- **What is expected**:
Pick out the lines below with "title" and list them.

- **Available records**:
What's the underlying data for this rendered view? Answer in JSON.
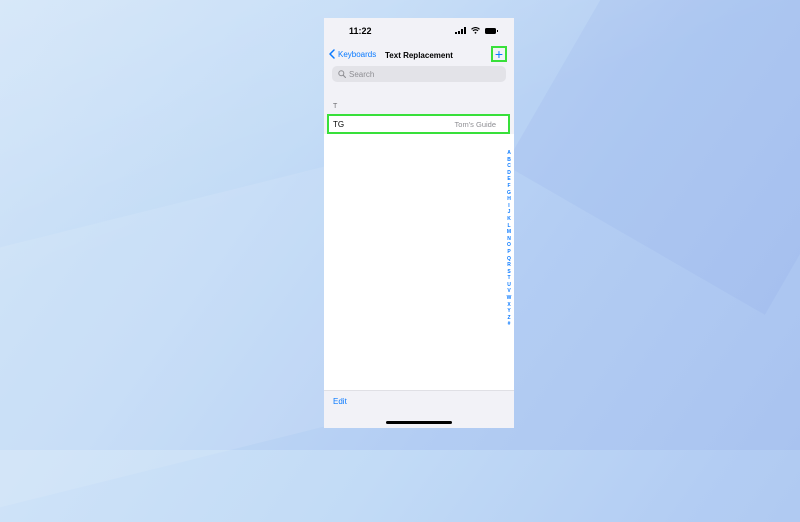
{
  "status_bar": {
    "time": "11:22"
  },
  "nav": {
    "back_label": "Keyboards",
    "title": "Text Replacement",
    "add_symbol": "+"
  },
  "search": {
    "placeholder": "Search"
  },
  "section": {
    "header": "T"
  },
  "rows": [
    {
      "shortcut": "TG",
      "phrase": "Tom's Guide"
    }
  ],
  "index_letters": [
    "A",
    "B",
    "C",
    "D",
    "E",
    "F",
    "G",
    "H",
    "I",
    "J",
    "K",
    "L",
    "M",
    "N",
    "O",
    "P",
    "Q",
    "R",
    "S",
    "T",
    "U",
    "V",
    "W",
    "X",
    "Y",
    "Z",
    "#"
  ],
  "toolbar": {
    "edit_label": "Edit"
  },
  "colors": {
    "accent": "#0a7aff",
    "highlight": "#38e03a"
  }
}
* * *
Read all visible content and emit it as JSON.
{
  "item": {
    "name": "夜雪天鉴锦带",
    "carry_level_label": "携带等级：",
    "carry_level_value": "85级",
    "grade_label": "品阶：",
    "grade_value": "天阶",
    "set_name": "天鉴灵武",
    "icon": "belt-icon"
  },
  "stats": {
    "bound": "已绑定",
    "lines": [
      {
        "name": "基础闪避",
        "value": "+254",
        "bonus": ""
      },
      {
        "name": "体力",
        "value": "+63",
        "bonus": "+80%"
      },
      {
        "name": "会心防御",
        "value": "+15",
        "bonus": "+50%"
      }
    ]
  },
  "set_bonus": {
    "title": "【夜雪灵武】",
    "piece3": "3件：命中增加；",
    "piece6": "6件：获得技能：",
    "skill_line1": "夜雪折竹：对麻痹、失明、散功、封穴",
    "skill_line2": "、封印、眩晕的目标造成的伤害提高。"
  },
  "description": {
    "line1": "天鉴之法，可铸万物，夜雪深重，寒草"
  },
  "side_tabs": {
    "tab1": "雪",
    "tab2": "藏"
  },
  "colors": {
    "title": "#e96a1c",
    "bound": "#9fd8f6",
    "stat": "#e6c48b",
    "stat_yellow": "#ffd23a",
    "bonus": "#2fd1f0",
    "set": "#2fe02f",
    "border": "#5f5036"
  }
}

- **Final result**:
    "title": "Text Replacement",
    "title": "【夜雪灵武】",
    "title": "#e96a1c",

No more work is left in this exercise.